> _Фрагмент для чтения_:

Универсал (кузов)

Поделись знанием:
Перейти к: навигация, поиск
К:Википедия:Статьи без источников (тип: не указан)

Универса́л (от лат. universalis — «общий») — тип закрытого двухобъёмного грузопассажирского кузова легкового автомобиля. Представляет собой вариант седана с увеличенным багажным отделением и дополнительной подъёмной дверью в задке[1].

В данном значении этот термин используется только в России и ряде стран ближнего зарубежья (см. также раздел «Международная терминология» ниже по тексту).





Особенности

Форма универсала имеет принципиальное отличие от седана в том, что багажное отделение и пассажирский салон объединены, крыша продлена до заднего габарита, а в задней стенке кузова имеется дополнительная дверь.

Универсалы имеют обычно пять дверей, реже — три, задняя дверь служит для доступа в увеличенное багажное отделение. При этом в Северной Америке, как правило, учитывают только боковые двери и говорят о «четырёх-» и «двухдверном» универсале.

В настоящее время во многих развитых странах является общепринятым использование разделительной сетки между салоном и багажным отделением универсала для предотвращения травмирования пассажиров перевозимым грузом при ДТП. В частности, таковое требование включено в состав правил Еврокомиссии для производителей автомобилей (Правило R17 ЕЭК ООН).

От хетчбэка универсал отличается длиной заднего свеса — у хетчбэка он короткий, а у универсала — как на базовом седане или часто длиннее[1]. Некоторые универсалы (Audi 100 Avant) имеют покатую крышу, как у хетчбэка, но длина заднего свеса выдает в них универсал. За границей в некоторых странах такой тип кузова с длиной заднего свеса как у седана и покатой задней стенкой кузова могут также называть «лифтбэк».

Многие универсалы обладают возможностью трансформации задней части кузова путём складывания всех рядов сидений, кроме первого. Всего рядов сидений в кузове универсала может быть два, три или даже четыре (некоторые американские модели на шасси полноразмерных седанов и лёгких грузовиков). Встречаются салоны с двумя рядами обычных (поперечно расположенных) сидений со вторым рядом, смотрящим назад, или с двумя рядами обычных сидений и расположенными в задней части боковыми (продольно расположенными) сиденьями, часто они выполняются складными. Большинство универсалов имеют простую подъемную или открывающуюся набок дверь в задке. Но у некоторых моделей (преимущественно североамериканских) она двустворчатая — состоящая из верхней и нижней независимо открываемых створок. Нижняя створка короче верхней и не имеет остекления, её открывают для перевозки особо длинномерных грузов. Из отечественных моделей, такую имели ГАЗ-22 и ранние выпуски «Москвича-426».

> _Блок данных_:

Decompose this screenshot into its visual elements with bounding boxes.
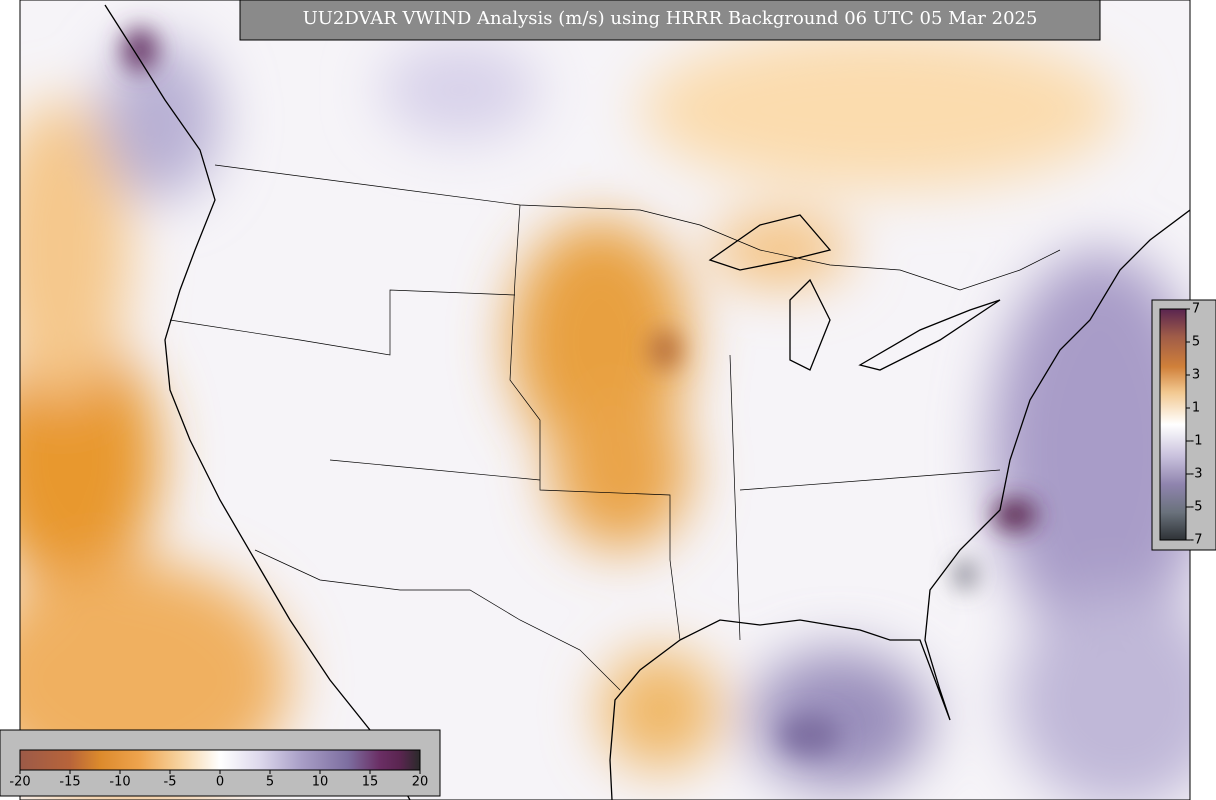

> _Список заданий_:
1. Установите, соответствуют ли тексту об универсале утверждения (а), (б), (в). Каждый ответ «да» или «нет» подкрепите точной цитатой из текста: (а) в Северной Америке при подсчёте дверей универсала обычно учитывают и заднюю дверь; (б) у хетчбэка задний свес короче, чем у универсала; (в) нижняя створка двустворчатой двери в задке длиннее верхней.
2. Перечислите все модели автомобилей, которые названы в тексте об универсале.
При ответах опирайтесь исключительно на текст, а не на материал.

> _Ответы к заданиям_:
1.
(а) Нет: «в Северной Америке, как правило, учитывают только боковые двери».
(б) Да: «у хетчбэка он короткий, а у универсала — как на базовом седане или часто длиннее».
(в) Нет: «Нижняя створка короче верхней и не имеет остекления».

2. Audi 100 Avant; ГАЗ-22; «Москвич-426».